Texto para leitura
------------------------------------------------------------

Desde 6 de junho, a mineradora Vale integra a “lista suja do trabalho escravo” do Ministério do Trabalho e Emprego, ou seja, foi incluída no cadastro de empresas que atuam com mão de obra análoga a dos tempos da escravidão.
Isso aconteceu depois que a empresa perdeu parte da ação na qual contestava, na Justiça do Trabalho, operação realizada em fevereiro de 2015, quando foram encontradas 309 pessoas submetidas a esse tipo de condição, em Mina do Pico, no município de Itabirito, em Minas Gerais.
Em geral, essas ações contam com a participação de representantes da Defensoria Pública da União, Ministério Público Federal, Ministério Público do Trabalho, da Polícia Federal, Polícia Rodoviária Federal e outras forças de segurança.
Os trabalhadores flagrados em situação de exploração eram motoristas que transportavam minério de ferro entre duas minas da Vale. Todos eram empregados da Ouro Verde, contratada pela mineradora, mas os auditores da Superintendência Regional do Trabalho e Emprego de Minas Gerais responsabilizaram a empresa pelas condições relatadas.
De acordo com fiscais do ministério, eles eram expostos a jornadas exaustivas e condições degradantes, além de serem vítimas de fraude: em seus depoimentos, delataram terem sido enganados (promessas não cumpridas) e ameaçados.
Em nota enviada pela assessoria de imprensa da Vale ao site Repórter Brasil – que acabara de publicar reportagem sobre o caso -, a empresa contestou sua inclusão na referida ‘lista’ e declarou que adotaria medidas para sua retirada por se tratar de decisão “incorreta”.
“Foi proferida decisão judicial em maio de 2024 que reconhece indevida a lavratura de auto de infração em razão da fiscalização ocorrida em 2015, o que torna indevida sua inscrição no cadastro”, afirmou.

------------------------------------------------------------

Trecho da fonte

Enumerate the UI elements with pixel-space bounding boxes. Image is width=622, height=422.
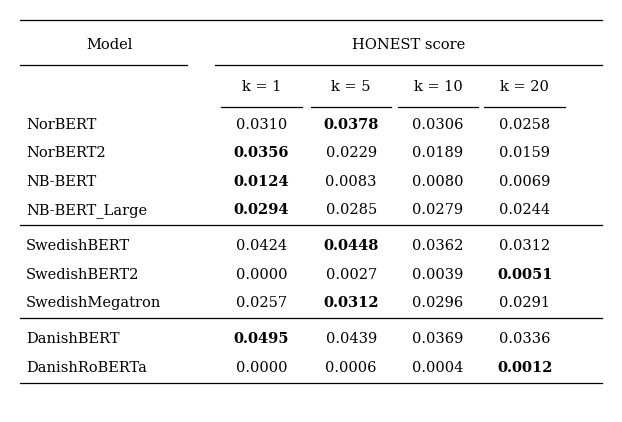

------------------------------------------------------------

Exercícios
**A.** Traduza para o inglês esta frase do texto sobre a Vale: "Os trabalhadores flagrados em situação de exploração eram motoristas que transportavam minério de ferro entre duas minas da Vale."
**B.** Reproduza literalmente, do texto sobre a Vale, todo o trecho que vai de "Em geral, essas" até "forças de segurança.".

Gabarito
**A.** The workers caught in a situation of exploitation were drivers who transported iron ore between two Vale mines.

**B.**
Em geral, essas ações contam com a participação de representantes da Defensoria Pública da União, Ministério Público Federal, Ministério Público do Trabalho, da Polícia Federal, Polícia Rodoviária Federal e outras forças de segurança.